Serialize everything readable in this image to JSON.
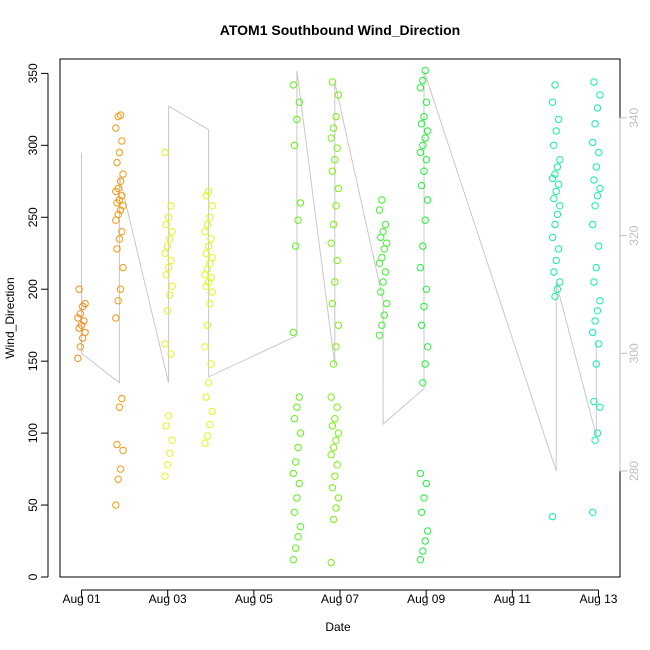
{
  "chart_data": {
    "type": "scatter",
    "title": "ATOM1 Southbound Wind_Direction",
    "xlabel": "Date",
    "ylabel": "Wind_Direction",
    "x_unit": "days since Aug 01",
    "xlim": [
      -0.5,
      12.5
    ],
    "ylim": [
      0,
      360
    ],
    "x_ticks": [
      {
        "value": 0,
        "label": "Aug 01"
      },
      {
        "value": 2,
        "label": "Aug 03"
      },
      {
        "value": 4,
        "label": "Aug 05"
      },
      {
        "value": 6,
        "label": "Aug 07"
      },
      {
        "value": 8,
        "label": "Aug 09"
      },
      {
        "value": 10,
        "label": "Aug 11"
      },
      {
        "value": 12,
        "label": "Aug 13"
      }
    ],
    "y_ticks": [
      0,
      50,
      100,
      150,
      200,
      250,
      300,
      350
    ],
    "y2_ticks": [
      280,
      300,
      320,
      340
    ],
    "y2_lim": [
      262,
      350
    ],
    "grid": false,
    "legend": "none",
    "point_clusters": [
      {
        "x": 0.0,
        "color": "#f28c18",
        "y_values": [
          152,
          160,
          166,
          170,
          173,
          175,
          178,
          180,
          183,
          188,
          190,
          200
        ]
      },
      {
        "x": 0.88,
        "color": "#f39a10",
        "y_values": [
          50,
          68,
          75,
          88,
          92,
          118,
          124,
          180,
          192,
          200,
          215,
          228,
          235,
          240,
          248,
          252,
          255,
          258,
          260,
          262,
          265,
          268,
          270,
          275,
          280,
          288,
          295,
          303,
          312,
          320,
          321
        ]
      },
      {
        "x": 2.02,
        "color": "#e8f020",
        "y_values": [
          70,
          78,
          86,
          95,
          105,
          112,
          155,
          162,
          185,
          196,
          202,
          210,
          215,
          220,
          225,
          230,
          235,
          240,
          245,
          250,
          258,
          295
        ]
      },
      {
        "x": 2.95,
        "color": "#dcf820",
        "y_values": [
          93,
          98,
          106,
          115,
          125,
          135,
          148,
          160,
          175,
          190,
          198,
          202,
          205,
          208,
          210,
          214,
          218,
          222,
          225,
          230,
          235,
          240,
          245,
          250,
          258,
          265,
          268
        ]
      },
      {
        "x": 5.0,
        "color": "#5ef218",
        "y_values": [
          12,
          20,
          28,
          35,
          45,
          55,
          65,
          72,
          80,
          90,
          100,
          110,
          118,
          125,
          170,
          230,
          248,
          260,
          300,
          318,
          330,
          342
        ]
      },
      {
        "x": 5.88,
        "color": "#7af012",
        "y_values": [
          10,
          40,
          48,
          55,
          62,
          70,
          78,
          85,
          90,
          95,
          100,
          105,
          110,
          118,
          125,
          148,
          160,
          175,
          190,
          205,
          220,
          232,
          245,
          258,
          270,
          282,
          290,
          298,
          305,
          312,
          320,
          335,
          344
        ]
      },
      {
        "x": 7.0,
        "color": "#40f030",
        "y_values": [
          168,
          175,
          182,
          190,
          198,
          205,
          212,
          218,
          222,
          228,
          232,
          236,
          240,
          245,
          255,
          262
        ]
      },
      {
        "x": 7.95,
        "color": "#22f03a",
        "y_values": [
          12,
          18,
          25,
          32,
          45,
          55,
          65,
          72,
          135,
          148,
          160,
          175,
          188,
          200,
          215,
          230,
          248,
          262,
          272,
          282,
          290,
          295,
          300,
          305,
          310,
          315,
          320,
          330,
          340,
          345,
          352
        ]
      },
      {
        "x": 11.02,
        "color": "#14eea0",
        "y_values": [
          42,
          195,
          200,
          205,
          212,
          220,
          228,
          236,
          245,
          252,
          258,
          263,
          268,
          273,
          277,
          280,
          285,
          290,
          300,
          310,
          318,
          330,
          342
        ]
      },
      {
        "x": 11.95,
        "color": "#10eeb4",
        "y_values": [
          45,
          95,
          100,
          118,
          122,
          148,
          162,
          170,
          178,
          185,
          192,
          205,
          215,
          230,
          245,
          258,
          265,
          270,
          276,
          285,
          295,
          302,
          315,
          326,
          335,
          344
        ]
      }
    ],
    "gray_series": {
      "axis": "right",
      "path": [
        [
          0.0,
          334.0
        ],
        [
          0.0,
          300.0
        ],
        [
          0.88,
          295.0
        ],
        [
          0.88,
          330.0
        ],
        [
          2.02,
          295.0
        ],
        [
          2.02,
          342.0
        ],
        [
          2.95,
          338.0
        ],
        [
          2.95,
          296.0
        ],
        [
          5.0,
          303.0
        ],
        [
          5.0,
          348.0
        ],
        [
          5.88,
          298.0
        ],
        [
          5.88,
          346.0
        ],
        [
          7.0,
          309.0
        ],
        [
          7.0,
          288.0
        ],
        [
          7.95,
          294.0
        ],
        [
          7.95,
          348.0
        ],
        [
          11.02,
          280.0
        ],
        [
          11.02,
          312.0
        ],
        [
          11.95,
          286.0
        ],
        [
          11.95,
          302.0
        ]
      ]
    }
  }
}
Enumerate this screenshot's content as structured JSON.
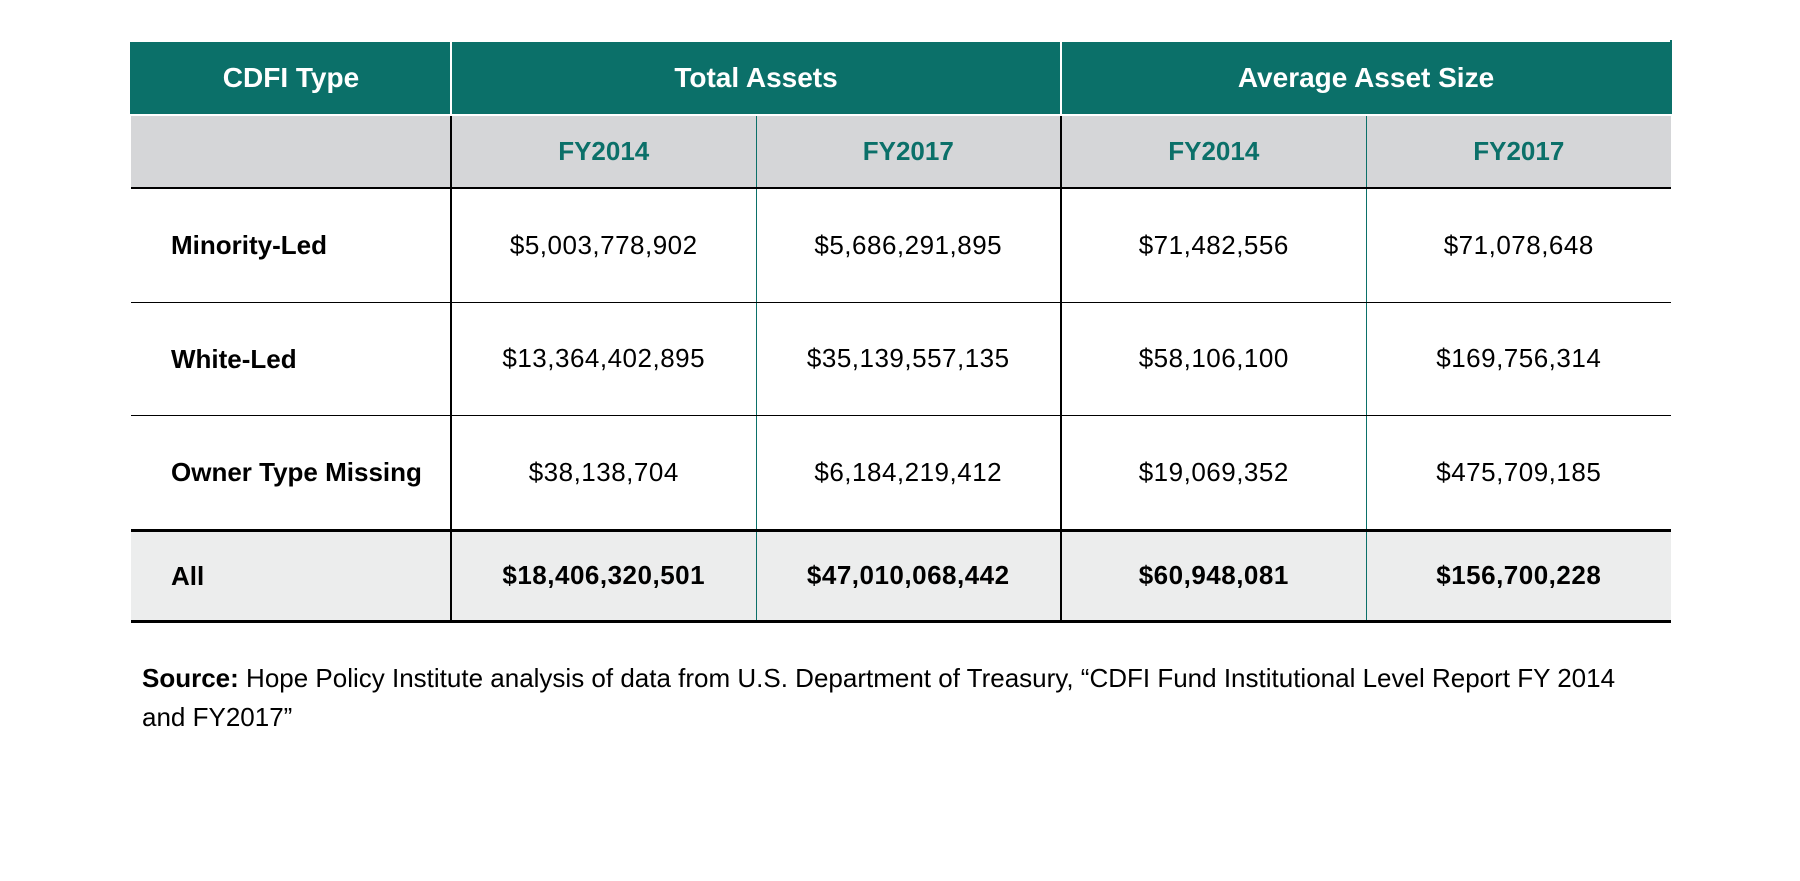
{
  "table": {
    "type": "table",
    "colors": {
      "header_bg": "#0b7069",
      "header_text": "#ffffff",
      "subheader_bg": "#d5d6d8",
      "subheader_text": "#0b7069",
      "body_text": "#000000",
      "total_bg": "#eceded",
      "border_strong": "#000000",
      "divider_teal": "#0b7069",
      "background": "#ffffff"
    },
    "typography": {
      "header_fontsize_pt": 21,
      "subheader_fontsize_pt": 20,
      "body_fontsize_pt": 20,
      "source_fontsize_pt": 20,
      "header_weight": 700,
      "label_weight": 700,
      "data_weight": 400
    },
    "columns": {
      "label_header": "CDFI Type",
      "groups": [
        {
          "title": "Total Assets",
          "years": [
            "FY2014",
            "FY2017"
          ]
        },
        {
          "title": "Average Asset Size",
          "years": [
            "FY2014",
            "FY2017"
          ]
        }
      ]
    },
    "rows": [
      {
        "label": "Minority-Led",
        "values": [
          "$5,003,778,902",
          "$5,686,291,895",
          "$71,482,556",
          "$71,078,648"
        ]
      },
      {
        "label": "White-Led",
        "values": [
          "$13,364,402,895",
          "$35,139,557,135",
          "$58,106,100",
          "$169,756,314"
        ]
      },
      {
        "label": "Owner Type Missing",
        "values": [
          "$38,138,704",
          "$6,184,219,412",
          "$19,069,352",
          "$475,709,185"
        ]
      }
    ],
    "total_row": {
      "label": "All",
      "values": [
        "$18,406,320,501",
        "$47,010,068,442",
        "$60,948,081",
        "$156,700,228"
      ]
    }
  },
  "source": {
    "label": "Source:",
    "text": " Hope Policy Institute analysis of data from U.S. Department of Treasury, “CDFI Fund Institutional Level Report FY 2014 and FY2017”"
  }
}
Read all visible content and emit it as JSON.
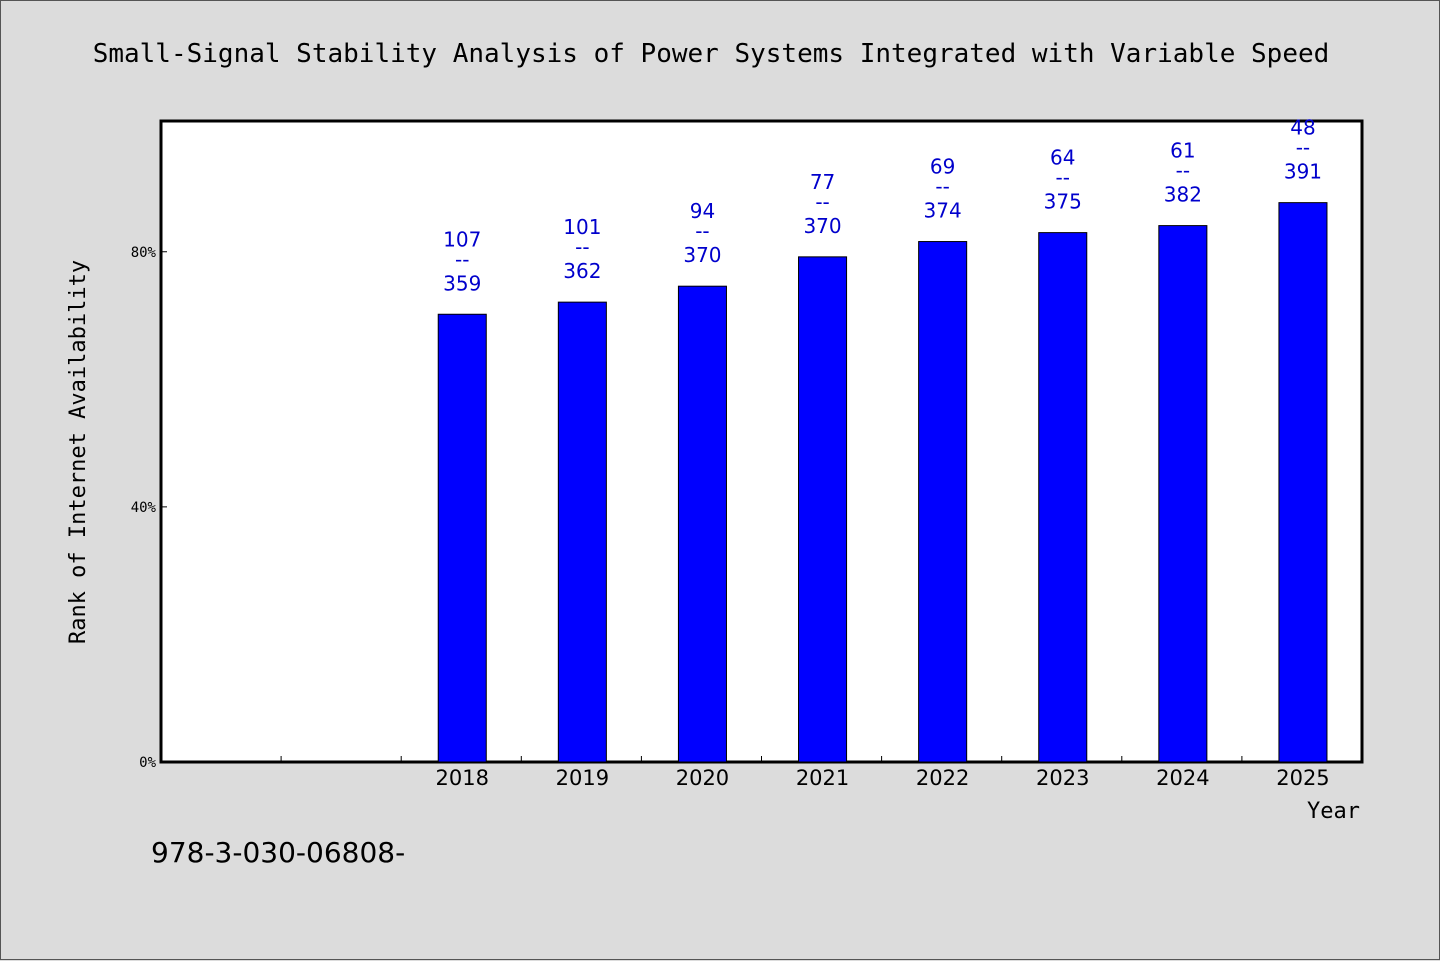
{
  "title": "Small-Signal Stability Analysis of Power Systems Integrated with Variable Speed",
  "footer_code": "978-3-030-06808-",
  "chart_data": {
    "type": "bar",
    "title": "Small-Signal Stability Analysis of Power Systems Integrated with Variable Speed",
    "xlabel": "Year",
    "ylabel": "Rank of Internet Availability",
    "categories": [
      "",
      "",
      "2018",
      "2019",
      "2020",
      "2021",
      "2022",
      "2023",
      "2024",
      "2025"
    ],
    "values": [
      null,
      null,
      70.2,
      72.1,
      74.6,
      79.2,
      81.6,
      83.0,
      84.1,
      87.7
    ],
    "bar_labels": [
      null,
      null,
      {
        "top": "107",
        "sep": "--",
        "bottom": "359"
      },
      {
        "top": "101",
        "sep": "--",
        "bottom": "362"
      },
      {
        "top": "94",
        "sep": "--",
        "bottom": "370"
      },
      {
        "top": "77",
        "sep": "--",
        "bottom": "370"
      },
      {
        "top": "69",
        "sep": "--",
        "bottom": "374"
      },
      {
        "top": "64",
        "sep": "--",
        "bottom": "375"
      },
      {
        "top": "61",
        "sep": "--",
        "bottom": "382"
      },
      {
        "top": "48",
        "sep": "--",
        "bottom": "391"
      }
    ],
    "yticks": [
      0,
      40,
      80
    ],
    "ytick_labels": [
      "0%",
      "40%",
      "80%"
    ],
    "ylim": [
      0,
      100.5
    ],
    "grid": false,
    "legend": "none",
    "colors": {
      "bar": "#0000ff",
      "bar_label": "#0000cc",
      "plot_bg": "#ffffff",
      "page_bg": "#dcdcdc"
    }
  }
}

Instruction:
From the listing above, copy out each line where the word "content" appears.

Answer below:
Enumerate this screenshot's content as structured JSON.
Read all visible content and emit it as JSON.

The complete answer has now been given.